Do this:
Write down every entry below once more, exactly.

Extracted records
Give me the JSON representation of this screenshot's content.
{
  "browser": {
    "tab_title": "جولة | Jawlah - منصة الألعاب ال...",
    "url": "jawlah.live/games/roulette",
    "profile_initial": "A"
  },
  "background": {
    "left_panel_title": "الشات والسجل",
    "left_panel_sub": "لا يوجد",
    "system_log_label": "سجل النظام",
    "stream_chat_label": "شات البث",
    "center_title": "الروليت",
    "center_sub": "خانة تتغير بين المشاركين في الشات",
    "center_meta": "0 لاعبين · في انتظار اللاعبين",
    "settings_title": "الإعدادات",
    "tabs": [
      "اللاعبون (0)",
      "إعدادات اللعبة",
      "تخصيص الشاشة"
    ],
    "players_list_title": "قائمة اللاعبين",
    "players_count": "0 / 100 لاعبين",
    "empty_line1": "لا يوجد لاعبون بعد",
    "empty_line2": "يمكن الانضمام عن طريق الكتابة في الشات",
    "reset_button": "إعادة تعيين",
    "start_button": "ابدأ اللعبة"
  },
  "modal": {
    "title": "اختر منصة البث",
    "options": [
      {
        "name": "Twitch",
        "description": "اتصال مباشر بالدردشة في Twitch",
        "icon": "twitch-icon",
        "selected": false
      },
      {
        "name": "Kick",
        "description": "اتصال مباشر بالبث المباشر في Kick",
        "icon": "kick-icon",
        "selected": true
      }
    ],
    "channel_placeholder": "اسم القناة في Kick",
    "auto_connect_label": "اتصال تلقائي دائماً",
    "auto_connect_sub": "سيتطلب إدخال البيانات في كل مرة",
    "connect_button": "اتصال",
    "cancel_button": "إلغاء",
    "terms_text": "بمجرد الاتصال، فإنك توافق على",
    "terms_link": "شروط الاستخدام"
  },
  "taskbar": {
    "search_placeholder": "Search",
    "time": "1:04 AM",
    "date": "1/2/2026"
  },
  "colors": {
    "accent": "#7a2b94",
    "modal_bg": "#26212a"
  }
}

Response for this exercise:
Give me the JSON representation of this screenshot's content.
{
  "browser": {
    "tab_title": "جولة | Jawlah - منصة الألعاب ال...",
    "url": "jawlah.live/games/roulette",
    "profile_initial": "A"
  },
  "background": {
    "left_panel_title": "الشات والسجل",
    "left_panel_sub": "لا يوجد",
    "system_log_label": "سجل النظام",
    "stream_chat_label": "شات البث",
    "center_title": "الروليت",
    "center_sub": "خانة تتغير بين المشاركين في الشات",
    "center_meta": "0 لاعبين · في انتظار اللاعبين",
    "settings_title": "الإعدادات",
    "tabs": [
      "اللاعبون (0)",
      "إعدادات اللعبة",
      "تخصيص الشاشة"
    ],
    "players_list_title": "قائمة اللاعبين",
    "players_count": "0 / 100 لاعبين",
    "empty_line1": "لا يوجد لاعبون بعد",
    "empty_line2": "يمكن الانضمام عن طريق الكتابة في الشات",
    "reset_button": "إعادة تعيين",
    "start_button": "ابدأ اللعبة"
  },
  "modal": {
    "title": "اختر منصة البث",
    "options": [
      {
        "name": "Twitch",
        "description": "اتصال مباشر بالدردشة في Twitch",
        "icon": "twitch-icon",
        "selected": false
      },
      {
        "name": "Kick",
        "description": "اتصال مباشر بالبث المباشر في Kick",
        "icon": "kick-icon",
        "selected": true
      }
    ],
    "channel_placeholder": "اسم القناة في Kick",
    "auto_connect_label": "اتصال تلقائي دائماً",
    "auto_connect_sub": "سيتطلب إدخال البيانات في كل مرة",
    "connect_button": "اتصال",
    "cancel_button": "إلغاء",
    "terms_text": "بمجرد الاتصال، فإنك توافق على",
    "terms_link": "شروط الاستخدام"
  },
  "taskbar": {
    "search_placeholder": "Search",
    "time": "1:04 AM",
    "date": "1/2/2026"
  },
  "colors": {
    "accent": "#7a2b94",
    "modal_bg": "#26212a"
  }
}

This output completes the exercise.